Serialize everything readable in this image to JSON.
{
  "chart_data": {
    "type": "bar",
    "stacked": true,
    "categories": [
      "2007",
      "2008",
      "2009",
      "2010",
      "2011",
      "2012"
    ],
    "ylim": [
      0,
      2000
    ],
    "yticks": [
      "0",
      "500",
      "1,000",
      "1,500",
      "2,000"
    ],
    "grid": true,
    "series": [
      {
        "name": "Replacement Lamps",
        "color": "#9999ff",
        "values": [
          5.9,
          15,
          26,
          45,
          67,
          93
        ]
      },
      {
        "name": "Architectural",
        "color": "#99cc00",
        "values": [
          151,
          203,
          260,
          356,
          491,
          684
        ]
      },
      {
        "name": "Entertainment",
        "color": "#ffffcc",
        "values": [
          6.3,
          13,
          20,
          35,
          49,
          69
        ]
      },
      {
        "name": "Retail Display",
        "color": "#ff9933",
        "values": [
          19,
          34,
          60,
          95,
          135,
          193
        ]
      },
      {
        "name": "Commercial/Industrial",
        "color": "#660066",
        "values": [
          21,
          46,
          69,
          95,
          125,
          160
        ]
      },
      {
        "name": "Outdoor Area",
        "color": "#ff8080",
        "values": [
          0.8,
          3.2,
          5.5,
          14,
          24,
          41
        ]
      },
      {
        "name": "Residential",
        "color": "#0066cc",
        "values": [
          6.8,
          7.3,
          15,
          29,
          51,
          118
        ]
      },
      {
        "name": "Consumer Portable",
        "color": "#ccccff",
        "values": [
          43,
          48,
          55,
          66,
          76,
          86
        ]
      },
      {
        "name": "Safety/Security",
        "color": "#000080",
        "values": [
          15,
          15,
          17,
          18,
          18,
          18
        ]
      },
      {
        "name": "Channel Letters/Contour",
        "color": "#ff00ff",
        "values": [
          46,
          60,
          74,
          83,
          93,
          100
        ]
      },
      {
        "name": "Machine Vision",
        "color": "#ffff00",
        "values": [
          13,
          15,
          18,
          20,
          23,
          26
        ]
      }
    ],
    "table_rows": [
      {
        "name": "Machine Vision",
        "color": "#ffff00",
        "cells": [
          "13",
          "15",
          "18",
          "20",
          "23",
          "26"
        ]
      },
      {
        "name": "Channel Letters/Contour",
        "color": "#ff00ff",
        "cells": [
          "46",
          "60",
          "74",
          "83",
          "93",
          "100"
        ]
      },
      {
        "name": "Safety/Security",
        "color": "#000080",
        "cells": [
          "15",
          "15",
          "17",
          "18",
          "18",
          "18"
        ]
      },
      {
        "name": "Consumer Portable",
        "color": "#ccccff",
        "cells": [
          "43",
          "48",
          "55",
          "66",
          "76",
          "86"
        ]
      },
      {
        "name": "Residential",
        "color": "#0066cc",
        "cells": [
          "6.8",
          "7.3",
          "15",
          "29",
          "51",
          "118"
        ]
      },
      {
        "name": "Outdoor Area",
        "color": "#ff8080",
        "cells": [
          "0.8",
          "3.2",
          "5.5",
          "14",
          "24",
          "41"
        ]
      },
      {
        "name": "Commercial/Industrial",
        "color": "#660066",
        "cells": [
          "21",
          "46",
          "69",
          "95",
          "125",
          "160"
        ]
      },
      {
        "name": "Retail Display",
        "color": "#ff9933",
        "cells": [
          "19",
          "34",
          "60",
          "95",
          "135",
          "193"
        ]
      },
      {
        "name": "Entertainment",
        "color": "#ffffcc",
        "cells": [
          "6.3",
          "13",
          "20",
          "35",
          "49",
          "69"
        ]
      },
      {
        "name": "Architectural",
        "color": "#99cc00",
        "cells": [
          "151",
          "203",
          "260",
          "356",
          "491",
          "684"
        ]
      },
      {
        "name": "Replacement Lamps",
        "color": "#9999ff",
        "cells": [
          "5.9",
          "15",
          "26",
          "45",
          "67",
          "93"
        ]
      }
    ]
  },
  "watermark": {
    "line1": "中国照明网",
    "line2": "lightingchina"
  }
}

━━━━━━━━

Your instructions: Repeat the material from above exactly, word for word.

Full response:
Serialize everything readable in this image to JSON.
{
  "chart_data": {
    "type": "bar",
    "stacked": true,
    "categories": [
      "2007",
      "2008",
      "2009",
      "2010",
      "2011",
      "2012"
    ],
    "ylim": [
      0,
      2000
    ],
    "yticks": [
      "0",
      "500",
      "1,000",
      "1,500",
      "2,000"
    ],
    "grid": true,
    "series": [
      {
        "name": "Replacement Lamps",
        "color": "#9999ff",
        "values": [
          5.9,
          15,
          26,
          45,
          67,
          93
        ]
      },
      {
        "name": "Architectural",
        "color": "#99cc00",
        "values": [
          151,
          203,
          260,
          356,
          491,
          684
        ]
      },
      {
        "name": "Entertainment",
        "color": "#ffffcc",
        "values": [
          6.3,
          13,
          20,
          35,
          49,
          69
        ]
      },
      {
        "name": "Retail Display",
        "color": "#ff9933",
        "values": [
          19,
          34,
          60,
          95,
          135,
          193
        ]
      },
      {
        "name": "Commercial/Industrial",
        "color": "#660066",
        "values": [
          21,
          46,
          69,
          95,
          125,
          160
        ]
      },
      {
        "name": "Outdoor Area",
        "color": "#ff8080",
        "values": [
          0.8,
          3.2,
          5.5,
          14,
          24,
          41
        ]
      },
      {
        "name": "Residential",
        "color": "#0066cc",
        "values": [
          6.8,
          7.3,
          15,
          29,
          51,
          118
        ]
      },
      {
        "name": "Consumer Portable",
        "color": "#ccccff",
        "values": [
          43,
          48,
          55,
          66,
          76,
          86
        ]
      },
      {
        "name": "Safety/Security",
        "color": "#000080",
        "values": [
          15,
          15,
          17,
          18,
          18,
          18
        ]
      },
      {
        "name": "Channel Letters/Contour",
        "color": "#ff00ff",
        "values": [
          46,
          60,
          74,
          83,
          93,
          100
        ]
      },
      {
        "name": "Machine Vision",
        "color": "#ffff00",
        "values": [
          13,
          15,
          18,
          20,
          23,
          26
        ]
      }
    ],
    "table_rows": [
      {
        "name": "Machine Vision",
        "color": "#ffff00",
        "cells": [
          "13",
          "15",
          "18",
          "20",
          "23",
          "26"
        ]
      },
      {
        "name": "Channel Letters/Contour",
        "color": "#ff00ff",
        "cells": [
          "46",
          "60",
          "74",
          "83",
          "93",
          "100"
        ]
      },
      {
        "name": "Safety/Security",
        "color": "#000080",
        "cells": [
          "15",
          "15",
          "17",
          "18",
          "18",
          "18"
        ]
      },
      {
        "name": "Consumer Portable",
        "color": "#ccccff",
        "cells": [
          "43",
          "48",
          "55",
          "66",
          "76",
          "86"
        ]
      },
      {
        "name": "Residential",
        "color": "#0066cc",
        "cells": [
          "6.8",
          "7.3",
          "15",
          "29",
          "51",
          "118"
        ]
      },
      {
        "name": "Outdoor Area",
        "color": "#ff8080",
        "cells": [
          "0.8",
          "3.2",
          "5.5",
          "14",
          "24",
          "41"
        ]
      },
      {
        "name": "Commercial/Industrial",
        "color": "#660066",
        "cells": [
          "21",
          "46",
          "69",
          "95",
          "125",
          "160"
        ]
      },
      {
        "name": "Retail Display",
        "color": "#ff9933",
        "cells": [
          "19",
          "34",
          "60",
          "95",
          "135",
          "193"
        ]
      },
      {
        "name": "Entertainment",
        "color": "#ffffcc",
        "cells": [
          "6.3",
          "13",
          "20",
          "35",
          "49",
          "69"
        ]
      },
      {
        "name": "Architectural",
        "color": "#99cc00",
        "cells": [
          "151",
          "203",
          "260",
          "356",
          "491",
          "684"
        ]
      },
      {
        "name": "Replacement Lamps",
        "color": "#9999ff",
        "cells": [
          "5.9",
          "15",
          "26",
          "45",
          "67",
          "93"
        ]
      }
    ]
  },
  "watermark": {
    "line1": "中国照明网",
    "line2": "lightingchina"
  }
}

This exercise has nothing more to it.